Work to be completed
Transcribe every line of the listing below without any deviation.
++++ Material for the task ++++
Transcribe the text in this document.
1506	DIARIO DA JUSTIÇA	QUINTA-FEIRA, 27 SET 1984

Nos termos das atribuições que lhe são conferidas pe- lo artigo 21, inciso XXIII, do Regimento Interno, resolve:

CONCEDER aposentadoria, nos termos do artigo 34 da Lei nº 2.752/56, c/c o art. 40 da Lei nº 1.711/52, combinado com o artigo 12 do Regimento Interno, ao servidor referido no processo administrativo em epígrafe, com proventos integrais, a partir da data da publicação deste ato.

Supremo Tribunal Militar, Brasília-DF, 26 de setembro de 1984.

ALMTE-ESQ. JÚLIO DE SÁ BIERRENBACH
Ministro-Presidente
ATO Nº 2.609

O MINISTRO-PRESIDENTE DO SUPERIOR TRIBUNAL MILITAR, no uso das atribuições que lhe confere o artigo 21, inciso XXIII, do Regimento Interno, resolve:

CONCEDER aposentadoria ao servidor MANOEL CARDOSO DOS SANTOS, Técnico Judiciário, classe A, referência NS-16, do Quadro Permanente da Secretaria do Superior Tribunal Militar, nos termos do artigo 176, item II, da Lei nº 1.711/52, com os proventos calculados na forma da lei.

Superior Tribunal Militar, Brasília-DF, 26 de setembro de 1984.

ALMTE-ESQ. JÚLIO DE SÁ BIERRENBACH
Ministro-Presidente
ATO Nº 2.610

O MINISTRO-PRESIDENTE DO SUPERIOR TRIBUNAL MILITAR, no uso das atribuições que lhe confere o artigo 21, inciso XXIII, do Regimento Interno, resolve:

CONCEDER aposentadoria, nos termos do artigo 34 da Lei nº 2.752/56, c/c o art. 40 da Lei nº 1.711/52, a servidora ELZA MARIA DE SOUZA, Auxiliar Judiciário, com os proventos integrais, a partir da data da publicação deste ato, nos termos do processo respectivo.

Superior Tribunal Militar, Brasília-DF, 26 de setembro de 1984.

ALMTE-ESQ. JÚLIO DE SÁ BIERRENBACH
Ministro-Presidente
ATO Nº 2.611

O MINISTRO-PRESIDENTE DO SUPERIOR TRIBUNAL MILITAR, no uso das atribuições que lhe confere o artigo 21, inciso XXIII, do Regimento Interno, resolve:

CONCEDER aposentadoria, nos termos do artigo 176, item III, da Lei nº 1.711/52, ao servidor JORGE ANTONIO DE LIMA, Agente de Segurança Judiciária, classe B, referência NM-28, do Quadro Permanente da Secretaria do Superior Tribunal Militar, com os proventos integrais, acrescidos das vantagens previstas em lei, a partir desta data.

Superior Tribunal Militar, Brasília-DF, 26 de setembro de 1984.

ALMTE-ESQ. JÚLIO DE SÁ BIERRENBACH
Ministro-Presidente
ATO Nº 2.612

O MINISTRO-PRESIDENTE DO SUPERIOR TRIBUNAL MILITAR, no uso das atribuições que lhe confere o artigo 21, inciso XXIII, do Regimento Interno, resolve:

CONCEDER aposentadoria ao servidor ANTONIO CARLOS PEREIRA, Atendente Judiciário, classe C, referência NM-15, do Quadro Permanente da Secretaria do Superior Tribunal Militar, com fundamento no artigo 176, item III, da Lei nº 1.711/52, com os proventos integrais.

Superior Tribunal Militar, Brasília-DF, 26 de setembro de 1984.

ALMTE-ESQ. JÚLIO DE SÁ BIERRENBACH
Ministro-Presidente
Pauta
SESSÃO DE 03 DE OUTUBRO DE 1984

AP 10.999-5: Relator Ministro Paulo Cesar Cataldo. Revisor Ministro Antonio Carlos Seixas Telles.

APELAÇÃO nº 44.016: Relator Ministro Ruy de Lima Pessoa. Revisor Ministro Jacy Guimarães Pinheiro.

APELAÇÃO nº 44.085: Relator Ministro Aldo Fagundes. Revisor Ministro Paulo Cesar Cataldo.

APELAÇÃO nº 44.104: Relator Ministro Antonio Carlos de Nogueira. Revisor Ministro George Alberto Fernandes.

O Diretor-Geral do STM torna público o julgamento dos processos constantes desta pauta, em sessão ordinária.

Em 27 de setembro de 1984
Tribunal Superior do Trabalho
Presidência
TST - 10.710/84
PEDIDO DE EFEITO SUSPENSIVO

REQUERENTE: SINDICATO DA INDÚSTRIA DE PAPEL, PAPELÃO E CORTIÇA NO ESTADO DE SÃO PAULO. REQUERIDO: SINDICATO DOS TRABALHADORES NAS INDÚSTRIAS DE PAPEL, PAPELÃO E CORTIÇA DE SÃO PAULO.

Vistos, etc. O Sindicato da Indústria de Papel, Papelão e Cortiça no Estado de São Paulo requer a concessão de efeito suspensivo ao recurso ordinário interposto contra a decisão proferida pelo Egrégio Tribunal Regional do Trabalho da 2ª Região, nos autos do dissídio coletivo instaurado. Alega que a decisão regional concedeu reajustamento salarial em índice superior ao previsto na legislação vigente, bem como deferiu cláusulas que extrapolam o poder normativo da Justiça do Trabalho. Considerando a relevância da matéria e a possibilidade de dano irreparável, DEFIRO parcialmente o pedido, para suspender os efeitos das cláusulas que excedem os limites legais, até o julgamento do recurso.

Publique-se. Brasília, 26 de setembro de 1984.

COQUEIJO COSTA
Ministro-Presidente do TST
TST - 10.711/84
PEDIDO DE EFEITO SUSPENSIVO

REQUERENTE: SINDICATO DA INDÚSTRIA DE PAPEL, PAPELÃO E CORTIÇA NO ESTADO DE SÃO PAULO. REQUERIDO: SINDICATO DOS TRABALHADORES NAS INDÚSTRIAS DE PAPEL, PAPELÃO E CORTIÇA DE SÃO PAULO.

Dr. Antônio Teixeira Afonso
++++
Complete output
Transcribe the text in this document.
1506	DIARIO DA JUSTIÇA	QUINTA-FEIRA, 27 SET 1984

Nos termos das atribuições que lhe são conferidas pe- lo artigo 21, inciso XXIII, do Regimento Interno, resolve:

CONCEDER aposentadoria, nos termos do artigo 34 da Lei nº 2.752/56, c/c o art. 40 da Lei nº 1.711/52, combinado com o artigo 12 do Regimento Interno, ao servidor referido no processo administrativo em epígrafe, com proventos integrais, a partir da data da publicação deste ato.

Supremo Tribunal Militar, Brasília-DF, 26 de setembro de 1984.

ALMTE-ESQ. JÚLIO DE SÁ BIERRENBACH
Ministro-Presidente
ATO Nº 2.609

O MINISTRO-PRESIDENTE DO SUPERIOR TRIBUNAL MILITAR, no uso das atribuições que lhe confere o artigo 21, inciso XXIII, do Regimento Interno, resolve:

CONCEDER aposentadoria ao servidor MANOEL CARDOSO DOS SANTOS, Técnico Judiciário, classe A, referência NS-16, do Quadro Permanente da Secretaria do Superior Tribunal Militar, nos termos do artigo 176, item II, da Lei nº 1.711/52, com os proventos calculados na forma da lei.

Superior Tribunal Militar, Brasília-DF, 26 de setembro de 1984.

ALMTE-ESQ. JÚLIO DE SÁ BIERRENBACH
Ministro-Presidente
ATO Nº 2.610

O MINISTRO-PRESIDENTE DO SUPERIOR TRIBUNAL MILITAR, no uso das atribuições que lhe confere o artigo 21, inciso XXIII, do Regimento Interno, resolve:

CONCEDER aposentadoria, nos termos do artigo 34 da Lei nº 2.752/56, c/c o art. 40 da Lei nº 1.711/52, a servidora ELZA MARIA DE SOUZA, Auxiliar Judiciário, com os proventos integrais, a partir da data da publicação deste ato, nos termos do processo respectivo.

Superior Tribunal Militar, Brasília-DF, 26 de setembro de 1984.

ALMTE-ESQ. JÚLIO DE SÁ BIERRENBACH
Ministro-Presidente
ATO Nº 2.611

O MINISTRO-PRESIDENTE DO SUPERIOR TRIBUNAL MILITAR, no uso das atribuições que lhe confere o artigo 21, inciso XXIII, do Regimento Interno, resolve:

CONCEDER aposentadoria, nos termos do artigo 176, item III, da Lei nº 1.711/52, ao servidor JORGE ANTONIO DE LIMA, Agente de Segurança Judiciária, classe B, referência NM-28, do Quadro Permanente da Secretaria do Superior Tribunal Militar, com os proventos integrais, acrescidos das vantagens previstas em lei, a partir desta data.

Superior Tribunal Militar, Brasília-DF, 26 de setembro de 1984.

ALMTE-ESQ. JÚLIO DE SÁ BIERRENBACH
Ministro-Presidente
ATO Nº 2.612

O MINISTRO-PRESIDENTE DO SUPERIOR TRIBUNAL MILITAR, no uso das atribuições que lhe confere o artigo 21, inciso XXIII, do Regimento Interno, resolve:

CONCEDER aposentadoria ao servidor ANTONIO CARLOS PEREIRA, Atendente Judiciário, classe C, referência NM-15, do Quadro Permanente da Secretaria do Superior Tribunal Militar, com fundamento no artigo 176, item III, da Lei nº 1.711/52, com os proventos integrais.

Superior Tribunal Militar, Brasília-DF, 26 de setembro de 1984.

ALMTE-ESQ. JÚLIO DE SÁ BIERRENBACH
Ministro-Presidente
Pauta
SESSÃO DE 03 DE OUTUBRO DE 1984

AP 10.999-5: Relator Ministro Paulo Cesar Cataldo. Revisor Ministro Antonio Carlos Seixas Telles.

APELAÇÃO nº 44.016: Relator Ministro Ruy de Lima Pessoa. Revisor Ministro Jacy Guimarães Pinheiro.

APELAÇÃO nº 44.085: Relator Ministro Aldo Fagundes. Revisor Ministro Paulo Cesar Cataldo.

APELAÇÃO nº 44.104: Relator Ministro Antonio Carlos de Nogueira. Revisor Ministro George Alberto Fernandes.

O Diretor-Geral do STM torna público o julgamento dos processos constantes desta pauta, em sessão ordinária.

Em 27 de setembro de 1984
Tribunal Superior do Trabalho
Presidência
TST - 10.710/84
PEDIDO DE EFEITO SUSPENSIVO

REQUERENTE: SINDICATO DA INDÚSTRIA DE PAPEL, PAPELÃO E CORTIÇA NO ESTADO DE SÃO PAULO. REQUERIDO: SINDICATO DOS TRABALHADORES NAS INDÚSTRIAS DE PAPEL, PAPELÃO E CORTIÇA DE SÃO PAULO.

Vistos, etc. O Sindicato da Indústria de Papel, Papelão e Cortiça no Estado de São Paulo requer a concessão de efeito suspensivo ao recurso ordinário interposto contra a decisão proferida pelo Egrégio Tribunal Regional do Trabalho da 2ª Região, nos autos do dissídio coletivo instaurado. Alega que a decisão regional concedeu reajustamento salarial em índice superior ao previsto na legislação vigente, bem como deferiu cláusulas que extrapolam o poder normativo da Justiça do Trabalho. Considerando a relevância da matéria e a possibilidade de dano irreparável, DEFIRO parcialmente o pedido, para suspender os efeitos das cláusulas que excedem os limites legais, até o julgamento do recurso.

Publique-se. Brasília, 26 de setembro de 1984.

COQUEIJO COSTA
Ministro-Presidente do TST
TST - 10.711/84
PEDIDO DE EFEITO SUSPENSIVO

REQUERENTE: SINDICATO DA INDÚSTRIA DE PAPEL, PAPELÃO E CORTIÇA NO ESTADO DE SÃO PAULO. REQUERIDO: SINDICATO DOS TRABALHADORES NAS INDÚSTRIAS DE PAPEL, PAPELÃO E CORTIÇA DE SÃO PAULO.

Dr. Antônio Teixeira Afonso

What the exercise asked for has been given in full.